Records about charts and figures
:::

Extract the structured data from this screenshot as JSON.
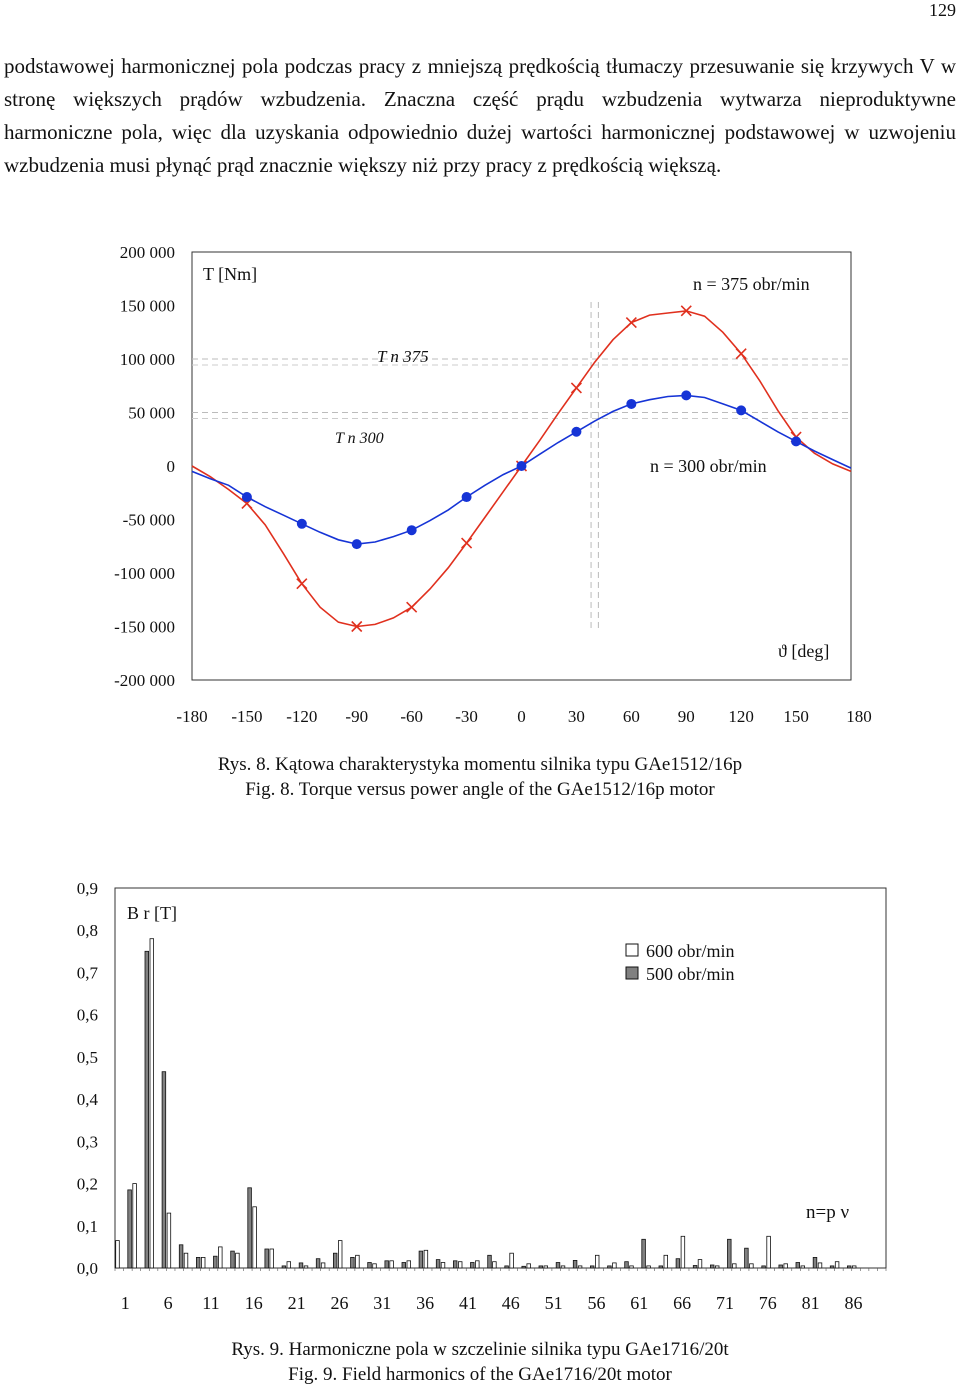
{
  "page": {
    "number": "129"
  },
  "paragraph": {
    "text": "podstawowej harmonicznej pola podczas pracy z mniejszą prędkością tłumaczy przesuwanie się krzywych V w stronę większych prądów wzbudzenia. Znaczna część prądu wzbudzenia wytwarza nieproduktywne harmoniczne pola, więc dla uzyskania odpowiednio dużej wartości harmonicznej podstawowej w uzwojeniu wzbudzenia musi płynąć prąd znacznie większy niż przy pracy z prędkością większą."
  },
  "figure8": {
    "caption_pl": "Rys. 8. Kątowa charakterystyka momentu silnika typu GAe1512/16p",
    "caption_en": "Fig. 8. Torque versus power angle of the GAe1512/16p motor"
  },
  "figure9": {
    "caption_pl": "Rys. 9. Harmoniczne pola w szczelinie silnika typu GAe1716/20t",
    "caption_en": "Fig. 9. Field harmonics of the GAe1716/20t motor"
  },
  "chart_data": [
    {
      "type": "line",
      "ylabel": "T [Nm]",
      "xlabel": "ϑ [deg]",
      "xlim": [
        -180,
        180
      ],
      "ylim": [
        -200000,
        200000
      ],
      "x_ticks": [
        "-180",
        "-150",
        "-120",
        "-90",
        "-60",
        "-30",
        "0",
        "30",
        "60",
        "90",
        "120",
        "150",
        "180"
      ],
      "y_ticks": [
        "200 000",
        "150 000",
        "100 000",
        "50 000",
        "0",
        "-50 000",
        "-100 000",
        "-150 000",
        "-200 000"
      ],
      "annotations": {
        "label_375": "n = 375 obr/min",
        "label_300": "n = 300 obr/min",
        "tn375": "T n 375",
        "tn300": "T n 300"
      },
      "tn375_value": 100000,
      "tn300_value": 50000,
      "series": [
        {
          "name": "n = 375 obr/min",
          "color": "#e0301e",
          "marker": "x",
          "points": [
            [
              -150,
              -35000
            ],
            [
              -120,
              -110000
            ],
            [
              -90,
              -150000
            ],
            [
              -60,
              -132000
            ],
            [
              -30,
              -72000
            ],
            [
              0,
              0
            ],
            [
              30,
              73000
            ],
            [
              60,
              134000
            ],
            [
              90,
              145000
            ],
            [
              120,
              105000
            ],
            [
              150,
              27000
            ]
          ],
          "curve": [
            [
              -180,
              0
            ],
            [
              -170,
              -10000
            ],
            [
              -160,
              -22000
            ],
            [
              -150,
              -35000
            ],
            [
              -140,
              -55000
            ],
            [
              -130,
              -82000
            ],
            [
              -120,
              -110000
            ],
            [
              -110,
              -132000
            ],
            [
              -100,
              -146000
            ],
            [
              -90,
              -150000
            ],
            [
              -80,
              -148000
            ],
            [
              -70,
              -142000
            ],
            [
              -60,
              -132000
            ],
            [
              -50,
              -115000
            ],
            [
              -40,
              -95000
            ],
            [
              -30,
              -72000
            ],
            [
              -20,
              -48000
            ],
            [
              -10,
              -24000
            ],
            [
              0,
              0
            ],
            [
              10,
              24000
            ],
            [
              20,
              49000
            ],
            [
              30,
              73000
            ],
            [
              40,
              97000
            ],
            [
              50,
              118000
            ],
            [
              60,
              134000
            ],
            [
              70,
              141000
            ],
            [
              80,
              143000
            ],
            [
              90,
              145000
            ],
            [
              100,
              140000
            ],
            [
              110,
              125000
            ],
            [
              120,
              105000
            ],
            [
              130,
              80000
            ],
            [
              140,
              52000
            ],
            [
              150,
              27000
            ],
            [
              160,
              12000
            ],
            [
              170,
              2000
            ],
            [
              180,
              -5000
            ]
          ]
        },
        {
          "name": "n = 300 obr/min",
          "color": "#1634d6",
          "marker": "o",
          "points": [
            [
              -150,
              -29000
            ],
            [
              -120,
              -54000
            ],
            [
              -90,
              -73000
            ],
            [
              -60,
              -60000
            ],
            [
              -30,
              -29000
            ],
            [
              0,
              0
            ],
            [
              30,
              32000
            ],
            [
              60,
              58000
            ],
            [
              90,
              66000
            ],
            [
              120,
              52000
            ],
            [
              150,
              23000
            ]
          ],
          "curve": [
            [
              -180,
              -5000
            ],
            [
              -170,
              -12000
            ],
            [
              -160,
              -18000
            ],
            [
              -150,
              -29000
            ],
            [
              -140,
              -38000
            ],
            [
              -130,
              -46000
            ],
            [
              -120,
              -54000
            ],
            [
              -110,
              -62000
            ],
            [
              -100,
              -69000
            ],
            [
              -90,
              -73000
            ],
            [
              -80,
              -71000
            ],
            [
              -70,
              -66000
            ],
            [
              -60,
              -60000
            ],
            [
              -50,
              -51000
            ],
            [
              -40,
              -41000
            ],
            [
              -30,
              -29000
            ],
            [
              -20,
              -18000
            ],
            [
              -10,
              -8000
            ],
            [
              0,
              0
            ],
            [
              10,
              11000
            ],
            [
              20,
              22000
            ],
            [
              30,
              32000
            ],
            [
              40,
              42000
            ],
            [
              50,
              51000
            ],
            [
              60,
              58000
            ],
            [
              70,
              62000
            ],
            [
              80,
              65000
            ],
            [
              90,
              66000
            ],
            [
              100,
              64000
            ],
            [
              110,
              58000
            ],
            [
              120,
              52000
            ],
            [
              130,
              42000
            ],
            [
              140,
              32000
            ],
            [
              150,
              23000
            ],
            [
              160,
              14000
            ],
            [
              170,
              6000
            ],
            [
              180,
              -2000
            ]
          ]
        }
      ]
    },
    {
      "type": "bar",
      "ylabel": "B r [T]",
      "xlabel": "n=p ν",
      "ylim": [
        0,
        0.9
      ],
      "y_ticks": [
        "0,9",
        "0,8",
        "0,7",
        "0,6",
        "0,5",
        "0,4",
        "0,3",
        "0,2",
        "0,1",
        "0,0"
      ],
      "x_tick_labels": [
        "1",
        "6",
        "11",
        "16",
        "21",
        "26",
        "31",
        "36",
        "41",
        "46",
        "51",
        "56",
        "61",
        "66",
        "71",
        "76",
        "81",
        "86"
      ],
      "categories": [
        1,
        2,
        3,
        4,
        5,
        6,
        7,
        8,
        9,
        10,
        11,
        12,
        13,
        14,
        15,
        16,
        17,
        18,
        19,
        20,
        21,
        22,
        23,
        24,
        25,
        26,
        27,
        28,
        29,
        30,
        31,
        32,
        33,
        34,
        35,
        36,
        37,
        38,
        39,
        40,
        41,
        42,
        43,
        44,
        45,
        46,
        47,
        48,
        49,
        50,
        51,
        52,
        53,
        54,
        55,
        56,
        57,
        58,
        59,
        60,
        61,
        62,
        63,
        64,
        65,
        66,
        67,
        68,
        69,
        70,
        71,
        72,
        73,
        74,
        75,
        76,
        77,
        78,
        79,
        80,
        81,
        82,
        83,
        84,
        85,
        86,
        87,
        88,
        89,
        90
      ],
      "series": [
        {
          "name": "600 obr/min",
          "color": "#ffffff",
          "values": [
            0.065,
            0.0,
            0.0,
            0.0,
            0.0,
            0.0,
            0.0,
            0.0,
            0.0,
            0.0,
            0.0,
            0.0,
            0.0,
            0.0,
            0.0,
            0.0,
            0.0,
            0.0,
            0.0,
            0.0,
            0.0,
            0.0,
            0.0,
            0.0,
            0.0,
            0.0,
            0.0,
            0.0,
            0.0,
            0.0,
            0.0,
            0.0,
            0.0,
            0.0,
            0.0,
            0.0,
            0.0,
            0.0,
            0.0,
            0.0,
            0.0,
            0.0,
            0.0,
            0.0,
            0.0,
            0.0,
            0.0,
            0.0,
            0.0,
            0.0,
            0.0,
            0.0,
            0.0,
            0.0,
            0.0,
            0.0,
            0.0,
            0.0,
            0.0,
            0.0,
            0.0,
            0.0,
            0.0,
            0.0,
            0.0,
            0.0,
            0.0,
            0.0,
            0.0,
            0.0,
            0.0,
            0.0,
            0.0,
            0.0,
            0.0,
            0.0,
            0.0,
            0.0,
            0.0,
            0.0,
            0.0,
            0.0,
            0.0,
            0.0,
            0.0,
            0.0,
            0.0,
            0.0,
            0.0,
            0.005
          ],
          "display_values": [
            0.065,
            0,
            0.2,
            0,
            0.78,
            0,
            0.13,
            0,
            0.035,
            0,
            0.025,
            0,
            0.05,
            0,
            0.035,
            0,
            0.145,
            0,
            0.045,
            0,
            0.015,
            0,
            0.005,
            0,
            0.012,
            0,
            0.065,
            0,
            0.03,
            0,
            0.01,
            0,
            0.017,
            0,
            0.017,
            0,
            0.042,
            0,
            0.013,
            0,
            0.015,
            0,
            0.017,
            0,
            0.015,
            0,
            0.035,
            0,
            0.01,
            0,
            0.005,
            0,
            0.005,
            0,
            0.005,
            0,
            0.03,
            0,
            0.012,
            0,
            0.005,
            0,
            0.005,
            0,
            0.03,
            0,
            0.075,
            0,
            0.02,
            0,
            0.005,
            0,
            0.01,
            0,
            0.01,
            0,
            0.075,
            0,
            0.01,
            0,
            0.005,
            0,
            0.012,
            0,
            0.015,
            0,
            0.005,
            0
          ]
        },
        {
          "name": "500 obr/min",
          "color": "#808080",
          "display_values": [
            0,
            0.185,
            0,
            0.75,
            0,
            0.465,
            0,
            0.055,
            0,
            0.025,
            0,
            0.028,
            0,
            0.04,
            0,
            0.19,
            0,
            0.045,
            0,
            0.005,
            0,
            0.012,
            0,
            0.022,
            0,
            0.035,
            0,
            0.025,
            0,
            0.013,
            0,
            0.017,
            0,
            0.013,
            0,
            0.04,
            0,
            0.02,
            0,
            0.017,
            0,
            0.013,
            0,
            0.03,
            0,
            0.005,
            0,
            0.004,
            0,
            0.005,
            0,
            0.013,
            0,
            0.018,
            0,
            0.005,
            0,
            0.005,
            0,
            0.015,
            0,
            0.068,
            0,
            0.005,
            0,
            0.022,
            0,
            0.006,
            0,
            0.007,
            0,
            0.068,
            0,
            0.047,
            0,
            0.005,
            0,
            0.007,
            0,
            0.013,
            0,
            0.025,
            0,
            0.005,
            0,
            0.005
          ]
        }
      ]
    }
  ]
}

:::

GIVEN INSTRUCTION -> Find all lines where the word "color" appears. Copy them.

ANSWER FOR THE TASK ->
          "color": "#e0301e",
          "color": "#1634d6",
          "color": "#ffffff",
          "color": "#808080",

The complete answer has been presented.